==== RECORDS TO USE
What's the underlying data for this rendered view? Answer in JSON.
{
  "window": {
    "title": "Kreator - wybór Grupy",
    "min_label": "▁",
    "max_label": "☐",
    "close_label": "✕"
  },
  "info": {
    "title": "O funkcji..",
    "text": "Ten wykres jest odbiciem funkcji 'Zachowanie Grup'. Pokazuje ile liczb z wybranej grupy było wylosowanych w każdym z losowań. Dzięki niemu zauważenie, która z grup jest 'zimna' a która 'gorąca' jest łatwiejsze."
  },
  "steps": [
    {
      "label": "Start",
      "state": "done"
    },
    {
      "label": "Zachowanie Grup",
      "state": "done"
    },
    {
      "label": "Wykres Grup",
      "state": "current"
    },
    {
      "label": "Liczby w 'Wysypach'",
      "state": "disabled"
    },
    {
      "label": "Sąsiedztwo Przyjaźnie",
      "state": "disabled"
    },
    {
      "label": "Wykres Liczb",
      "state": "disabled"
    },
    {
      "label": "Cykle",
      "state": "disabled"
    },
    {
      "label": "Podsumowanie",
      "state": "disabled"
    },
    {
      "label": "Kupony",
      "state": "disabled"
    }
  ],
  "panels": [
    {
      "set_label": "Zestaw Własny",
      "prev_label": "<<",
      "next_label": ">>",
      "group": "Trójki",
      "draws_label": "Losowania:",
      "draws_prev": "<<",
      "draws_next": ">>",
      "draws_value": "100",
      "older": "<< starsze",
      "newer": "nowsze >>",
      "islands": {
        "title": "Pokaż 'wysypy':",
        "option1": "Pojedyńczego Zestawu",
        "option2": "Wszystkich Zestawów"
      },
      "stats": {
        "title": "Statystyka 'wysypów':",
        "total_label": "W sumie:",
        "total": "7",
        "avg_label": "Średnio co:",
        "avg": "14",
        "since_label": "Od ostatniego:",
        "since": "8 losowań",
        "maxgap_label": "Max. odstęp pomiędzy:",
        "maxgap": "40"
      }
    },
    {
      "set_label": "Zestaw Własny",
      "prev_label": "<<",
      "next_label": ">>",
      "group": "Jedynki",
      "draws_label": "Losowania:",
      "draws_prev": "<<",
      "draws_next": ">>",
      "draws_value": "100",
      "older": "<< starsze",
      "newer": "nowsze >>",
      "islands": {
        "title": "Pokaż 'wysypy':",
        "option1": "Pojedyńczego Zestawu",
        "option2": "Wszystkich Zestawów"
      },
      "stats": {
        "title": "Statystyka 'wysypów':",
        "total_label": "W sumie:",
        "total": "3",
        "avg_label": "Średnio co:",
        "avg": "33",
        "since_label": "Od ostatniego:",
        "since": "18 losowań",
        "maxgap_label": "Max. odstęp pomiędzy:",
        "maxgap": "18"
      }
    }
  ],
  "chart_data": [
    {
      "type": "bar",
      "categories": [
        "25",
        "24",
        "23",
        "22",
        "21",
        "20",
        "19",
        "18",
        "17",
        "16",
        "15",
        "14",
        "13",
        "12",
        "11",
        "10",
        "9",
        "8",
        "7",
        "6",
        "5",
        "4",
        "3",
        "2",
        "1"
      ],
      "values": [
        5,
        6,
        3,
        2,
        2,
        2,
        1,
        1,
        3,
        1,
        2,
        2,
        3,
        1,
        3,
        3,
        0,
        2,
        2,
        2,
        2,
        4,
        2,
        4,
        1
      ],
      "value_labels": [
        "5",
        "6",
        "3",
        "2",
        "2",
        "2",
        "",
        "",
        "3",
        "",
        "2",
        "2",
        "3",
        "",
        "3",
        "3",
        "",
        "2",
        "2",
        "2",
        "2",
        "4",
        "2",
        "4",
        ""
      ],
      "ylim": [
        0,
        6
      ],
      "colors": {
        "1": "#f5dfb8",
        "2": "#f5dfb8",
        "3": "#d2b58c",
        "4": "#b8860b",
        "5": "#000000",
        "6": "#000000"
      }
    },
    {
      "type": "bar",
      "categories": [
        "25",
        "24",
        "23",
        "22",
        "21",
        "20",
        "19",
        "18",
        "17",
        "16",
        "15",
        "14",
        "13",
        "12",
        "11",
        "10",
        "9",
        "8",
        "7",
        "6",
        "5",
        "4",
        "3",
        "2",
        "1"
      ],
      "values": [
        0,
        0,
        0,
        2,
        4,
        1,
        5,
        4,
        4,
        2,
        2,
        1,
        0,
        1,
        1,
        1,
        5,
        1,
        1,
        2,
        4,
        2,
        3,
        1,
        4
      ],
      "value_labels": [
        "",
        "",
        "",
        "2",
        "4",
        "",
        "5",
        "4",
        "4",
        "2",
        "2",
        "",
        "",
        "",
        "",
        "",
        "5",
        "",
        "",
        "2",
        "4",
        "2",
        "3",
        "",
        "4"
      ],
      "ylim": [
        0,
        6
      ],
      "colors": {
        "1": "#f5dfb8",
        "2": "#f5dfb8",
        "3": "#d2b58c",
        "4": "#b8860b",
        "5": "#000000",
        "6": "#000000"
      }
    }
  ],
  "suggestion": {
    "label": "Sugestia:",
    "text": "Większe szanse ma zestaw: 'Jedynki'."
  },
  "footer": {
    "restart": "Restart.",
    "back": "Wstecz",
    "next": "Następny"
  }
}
========
EXERCISE AIM:
Copy out the whole listing exactly.

CORRECT OUTPUT:
What's the underlying data for this rendered view? Answer in JSON.
{
  "window": {
    "title": "Kreator - wybór Grupy",
    "min_label": "▁",
    "max_label": "☐",
    "close_label": "✕"
  },
  "info": {
    "title": "O funkcji..",
    "text": "Ten wykres jest odbiciem funkcji 'Zachowanie Grup'. Pokazuje ile liczb z wybranej grupy było wylosowanych w każdym z losowań. Dzięki niemu zauważenie, która z grup jest 'zimna' a która 'gorąca' jest łatwiejsze."
  },
  "steps": [
    {
      "label": "Start",
      "state": "done"
    },
    {
      "label": "Zachowanie Grup",
      "state": "done"
    },
    {
      "label": "Wykres Grup",
      "state": "current"
    },
    {
      "label": "Liczby w 'Wysypach'",
      "state": "disabled"
    },
    {
      "label": "Sąsiedztwo Przyjaźnie",
      "state": "disabled"
    },
    {
      "label": "Wykres Liczb",
      "state": "disabled"
    },
    {
      "label": "Cykle",
      "state": "disabled"
    },
    {
      "label": "Podsumowanie",
      "state": "disabled"
    },
    {
      "label": "Kupony",
      "state": "disabled"
    }
  ],
  "panels": [
    {
      "set_label": "Zestaw Własny",
      "prev_label": "<<",
      "next_label": ">>",
      "group": "Trójki",
      "draws_label": "Losowania:",
      "draws_prev": "<<",
      "draws_next": ">>",
      "draws_value": "100",
      "older": "<< starsze",
      "newer": "nowsze >>",
      "islands": {
        "title": "Pokaż 'wysypy':",
        "option1": "Pojedyńczego Zestawu",
        "option2": "Wszystkich Zestawów"
      },
      "stats": {
        "title": "Statystyka 'wysypów':",
        "total_label": "W sumie:",
        "total": "7",
        "avg_label": "Średnio co:",
        "avg": "14",
        "since_label": "Od ostatniego:",
        "since": "8 losowań",
        "maxgap_label": "Max. odstęp pomiędzy:",
        "maxgap": "40"
      }
    },
    {
      "set_label": "Zestaw Własny",
      "prev_label": "<<",
      "next_label": ">>",
      "group": "Jedynki",
      "draws_label": "Losowania:",
      "draws_prev": "<<",
      "draws_next": ">>",
      "draws_value": "100",
      "older": "<< starsze",
      "newer": "nowsze >>",
      "islands": {
        "title": "Pokaż 'wysypy':",
        "option1": "Pojedyńczego Zestawu",
        "option2": "Wszystkich Zestawów"
      },
      "stats": {
        "title": "Statystyka 'wysypów':",
        "total_label": "W sumie:",
        "total": "3",
        "avg_label": "Średnio co:",
        "avg": "33",
        "since_label": "Od ostatniego:",
        "since": "18 losowań",
        "maxgap_label": "Max. odstęp pomiędzy:",
        "maxgap": "18"
      }
    }
  ],
  "chart_data": [
    {
      "type": "bar",
      "categories": [
        "25",
        "24",
        "23",
        "22",
        "21",
        "20",
        "19",
        "18",
        "17",
        "16",
        "15",
        "14",
        "13",
        "12",
        "11",
        "10",
        "9",
        "8",
        "7",
        "6",
        "5",
        "4",
        "3",
        "2",
        "1"
      ],
      "values": [
        5,
        6,
        3,
        2,
        2,
        2,
        1,
        1,
        3,
        1,
        2,
        2,
        3,
        1,
        3,
        3,
        0,
        2,
        2,
        2,
        2,
        4,
        2,
        4,
        1
      ],
      "value_labels": [
        "5",
        "6",
        "3",
        "2",
        "2",
        "2",
        "",
        "",
        "3",
        "",
        "2",
        "2",
        "3",
        "",
        "3",
        "3",
        "",
        "2",
        "2",
        "2",
        "2",
        "4",
        "2",
        "4",
        ""
      ],
      "ylim": [
        0,
        6
      ],
      "colors": {
        "1": "#f5dfb8",
        "2": "#f5dfb8",
        "3": "#d2b58c",
        "4": "#b8860b",
        "5": "#000000",
        "6": "#000000"
      }
    },
    {
      "type": "bar",
      "categories": [
        "25",
        "24",
        "23",
        "22",
        "21",
        "20",
        "19",
        "18",
        "17",
        "16",
        "15",
        "14",
        "13",
        "12",
        "11",
        "10",
        "9",
        "8",
        "7",
        "6",
        "5",
        "4",
        "3",
        "2",
        "1"
      ],
      "values": [
        0,
        0,
        0,
        2,
        4,
        1,
        5,
        4,
        4,
        2,
        2,
        1,
        0,
        1,
        1,
        1,
        5,
        1,
        1,
        2,
        4,
        2,
        3,
        1,
        4
      ],
      "value_labels": [
        "",
        "",
        "",
        "2",
        "4",
        "",
        "5",
        "4",
        "4",
        "2",
        "2",
        "",
        "",
        "",
        "",
        "",
        "5",
        "",
        "",
        "2",
        "4",
        "2",
        "3",
        "",
        "4"
      ],
      "ylim": [
        0,
        6
      ],
      "colors": {
        "1": "#f5dfb8",
        "2": "#f5dfb8",
        "3": "#d2b58c",
        "4": "#b8860b",
        "5": "#000000",
        "6": "#000000"
      }
    }
  ],
  "suggestion": {
    "label": "Sugestia:",
    "text": "Większe szanse ma zestaw: 'Jedynki'."
  },
  "footer": {
    "restart": "Restart.",
    "back": "Wstecz",
    "next": "Następny"
  }
}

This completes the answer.